» **TASK PROMPT**: Quote every row below word for word, leaving out the pictures.

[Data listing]
◇ ◇ ◇
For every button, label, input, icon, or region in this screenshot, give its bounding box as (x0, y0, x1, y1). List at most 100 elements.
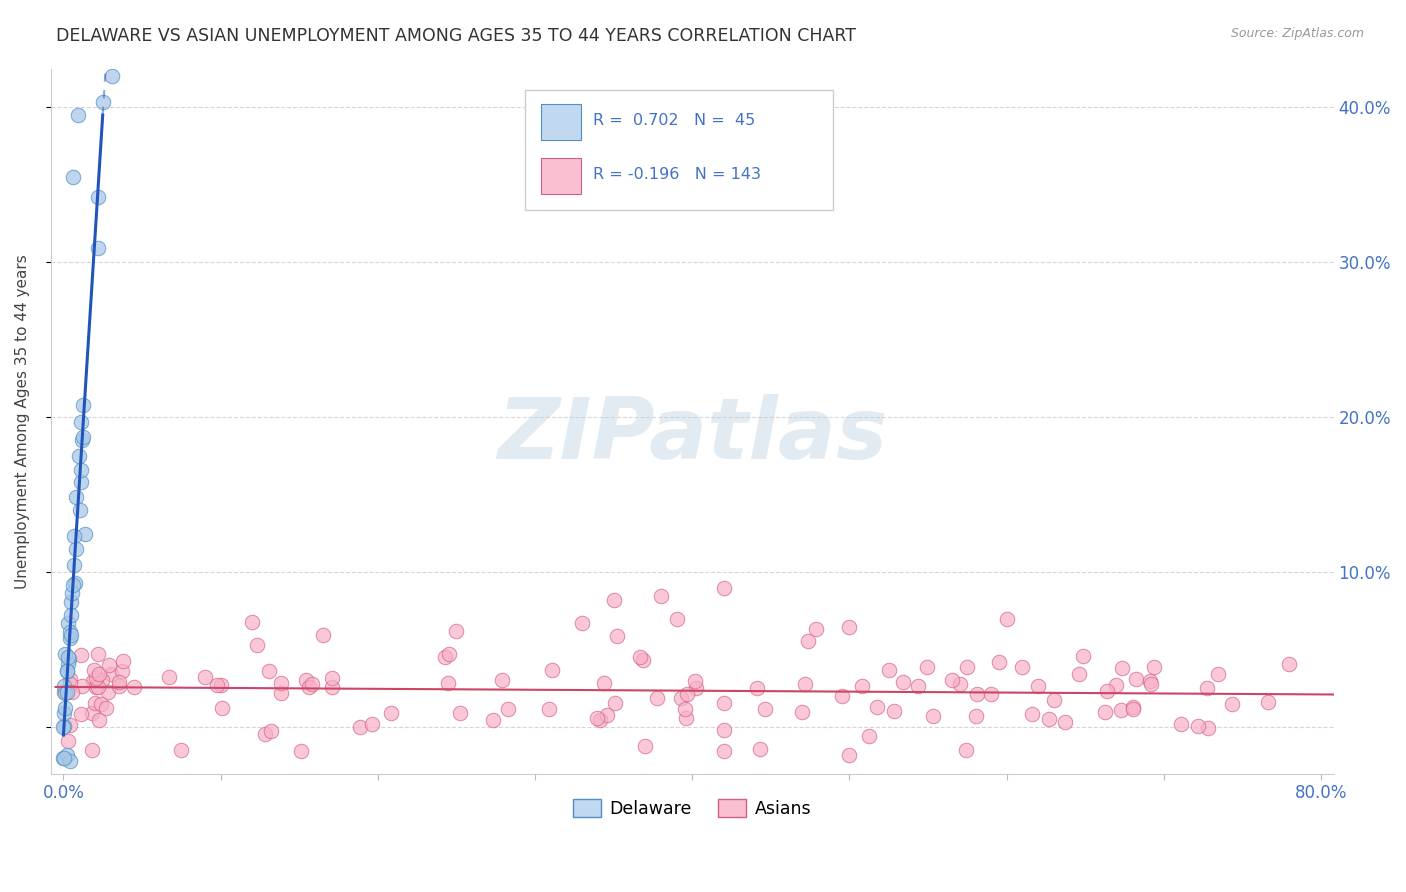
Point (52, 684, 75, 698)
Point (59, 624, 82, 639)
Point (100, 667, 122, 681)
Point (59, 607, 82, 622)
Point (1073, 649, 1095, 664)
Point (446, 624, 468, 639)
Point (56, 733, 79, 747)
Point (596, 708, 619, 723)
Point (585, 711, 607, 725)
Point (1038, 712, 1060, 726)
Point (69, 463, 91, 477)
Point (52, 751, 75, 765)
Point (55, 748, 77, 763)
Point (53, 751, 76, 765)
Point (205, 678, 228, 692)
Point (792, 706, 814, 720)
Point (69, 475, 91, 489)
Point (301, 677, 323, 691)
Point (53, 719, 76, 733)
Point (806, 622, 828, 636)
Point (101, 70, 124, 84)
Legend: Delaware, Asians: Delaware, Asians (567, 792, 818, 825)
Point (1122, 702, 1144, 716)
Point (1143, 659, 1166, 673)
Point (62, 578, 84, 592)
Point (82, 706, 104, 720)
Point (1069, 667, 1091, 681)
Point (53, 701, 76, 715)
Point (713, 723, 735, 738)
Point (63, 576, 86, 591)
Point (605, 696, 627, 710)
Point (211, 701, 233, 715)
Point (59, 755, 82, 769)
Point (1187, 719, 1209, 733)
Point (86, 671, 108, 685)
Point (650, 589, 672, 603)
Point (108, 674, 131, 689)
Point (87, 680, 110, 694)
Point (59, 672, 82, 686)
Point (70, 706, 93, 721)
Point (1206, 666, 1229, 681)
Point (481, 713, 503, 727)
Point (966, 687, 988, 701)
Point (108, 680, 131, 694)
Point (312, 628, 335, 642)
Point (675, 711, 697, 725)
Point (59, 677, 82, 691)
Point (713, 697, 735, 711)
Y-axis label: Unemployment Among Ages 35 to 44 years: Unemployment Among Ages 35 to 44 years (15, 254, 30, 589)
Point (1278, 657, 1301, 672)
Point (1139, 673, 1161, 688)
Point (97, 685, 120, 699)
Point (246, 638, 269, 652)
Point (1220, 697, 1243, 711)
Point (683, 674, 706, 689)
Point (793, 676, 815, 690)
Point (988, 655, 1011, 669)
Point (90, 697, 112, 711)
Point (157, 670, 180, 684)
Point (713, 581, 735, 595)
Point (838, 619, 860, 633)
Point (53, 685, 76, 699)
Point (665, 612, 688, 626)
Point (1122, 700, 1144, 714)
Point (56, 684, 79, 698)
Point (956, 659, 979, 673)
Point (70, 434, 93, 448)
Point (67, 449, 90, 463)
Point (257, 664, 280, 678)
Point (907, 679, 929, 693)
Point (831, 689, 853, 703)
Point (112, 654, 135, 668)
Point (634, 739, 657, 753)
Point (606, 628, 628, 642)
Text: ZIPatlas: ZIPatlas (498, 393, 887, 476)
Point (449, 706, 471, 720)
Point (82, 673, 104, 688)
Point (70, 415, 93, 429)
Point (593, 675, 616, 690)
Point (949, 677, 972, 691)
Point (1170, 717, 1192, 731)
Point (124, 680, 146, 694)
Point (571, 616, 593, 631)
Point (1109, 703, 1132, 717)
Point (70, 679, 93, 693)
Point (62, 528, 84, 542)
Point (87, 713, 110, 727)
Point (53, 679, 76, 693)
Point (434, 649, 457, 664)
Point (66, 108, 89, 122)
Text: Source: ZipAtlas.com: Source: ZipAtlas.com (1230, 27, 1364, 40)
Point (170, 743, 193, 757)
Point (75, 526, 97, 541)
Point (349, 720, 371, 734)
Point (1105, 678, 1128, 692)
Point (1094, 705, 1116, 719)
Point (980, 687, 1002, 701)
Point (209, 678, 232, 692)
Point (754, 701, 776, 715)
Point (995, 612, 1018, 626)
◇ ◇ ◇
» **EXERCISE SOLUTION**:
For every button, label, input, icon, or region in this screenshot, give its bounding box as (x0, y0, x1, y1). List at most 100 elements.
Point (52, 684, 75, 698)
Point (59, 624, 82, 639)
Point (100, 667, 122, 681)
Point (59, 607, 82, 622)
Point (1073, 649, 1095, 664)
Point (446, 624, 468, 639)
Point (56, 733, 79, 747)
Point (596, 708, 619, 723)
Point (585, 711, 607, 725)
Point (1038, 712, 1060, 726)
Point (69, 463, 91, 477)
Point (52, 751, 75, 765)
Point (55, 748, 77, 763)
Point (53, 751, 76, 765)
Point (205, 678, 228, 692)
Point (792, 706, 814, 720)
Point (69, 475, 91, 489)
Point (301, 677, 323, 691)
Point (53, 719, 76, 733)
Point (806, 622, 828, 636)
Point (101, 70, 124, 84)
Legend: Delaware, Asians: Delaware, Asians (567, 792, 818, 825)
Point (1122, 702, 1144, 716)
Point (1143, 659, 1166, 673)
Point (62, 578, 84, 592)
Point (82, 706, 104, 720)
Point (1069, 667, 1091, 681)
Point (53, 701, 76, 715)
Point (713, 723, 735, 738)
Point (63, 576, 86, 591)
Point (605, 696, 627, 710)
Point (211, 701, 233, 715)
Point (59, 755, 82, 769)
Point (1187, 719, 1209, 733)
Point (86, 671, 108, 685)
Point (650, 589, 672, 603)
Point (108, 674, 131, 689)
Point (87, 680, 110, 694)
Point (59, 672, 82, 686)
Point (70, 706, 93, 721)
Point (1206, 666, 1229, 681)
Point (481, 713, 503, 727)
Point (966, 687, 988, 701)
Point (108, 680, 131, 694)
Point (312, 628, 335, 642)
Point (675, 711, 697, 725)
Point (59, 677, 82, 691)
Point (713, 697, 735, 711)
Y-axis label: Unemployment Among Ages 35 to 44 years: Unemployment Among Ages 35 to 44 years (15, 254, 30, 589)
Point (1278, 657, 1301, 672)
Point (1139, 673, 1161, 688)
Point (97, 685, 120, 699)
Point (246, 638, 269, 652)
Point (1220, 697, 1243, 711)
Point (683, 674, 706, 689)
Point (793, 676, 815, 690)
Point (988, 655, 1011, 669)
Point (90, 697, 112, 711)
Point (157, 670, 180, 684)
Point (713, 581, 735, 595)
Point (838, 619, 860, 633)
Point (53, 685, 76, 699)
Point (665, 612, 688, 626)
Point (1122, 700, 1144, 714)
Point (56, 684, 79, 698)
Point (956, 659, 979, 673)
Point (70, 434, 93, 448)
Point (67, 449, 90, 463)
Point (257, 664, 280, 678)
Point (907, 679, 929, 693)
Point (831, 689, 853, 703)
Point (112, 654, 135, 668)
Point (634, 739, 657, 753)
Point (606, 628, 628, 642)
Text: ZIPatlas: ZIPatlas (498, 393, 887, 476)
Point (449, 706, 471, 720)
Point (82, 673, 104, 688)
Point (70, 415, 93, 429)
Point (593, 675, 616, 690)
Point (949, 677, 972, 691)
Point (1170, 717, 1192, 731)
Point (124, 680, 146, 694)
Point (571, 616, 593, 631)
Point (1109, 703, 1132, 717)
Point (70, 679, 93, 693)
Point (62, 528, 84, 542)
Point (87, 713, 110, 727)
Point (53, 679, 76, 693)
Point (434, 649, 457, 664)
Point (66, 108, 89, 122)
Text: Source: ZipAtlas.com: Source: ZipAtlas.com (1230, 27, 1364, 40)
Point (170, 743, 193, 757)
Point (75, 526, 97, 541)
Point (349, 720, 371, 734)
Point (1105, 678, 1128, 692)
Point (1094, 705, 1116, 719)
Point (980, 687, 1002, 701)
Point (209, 678, 232, 692)
Point (754, 701, 776, 715)
Point (995, 612, 1018, 626)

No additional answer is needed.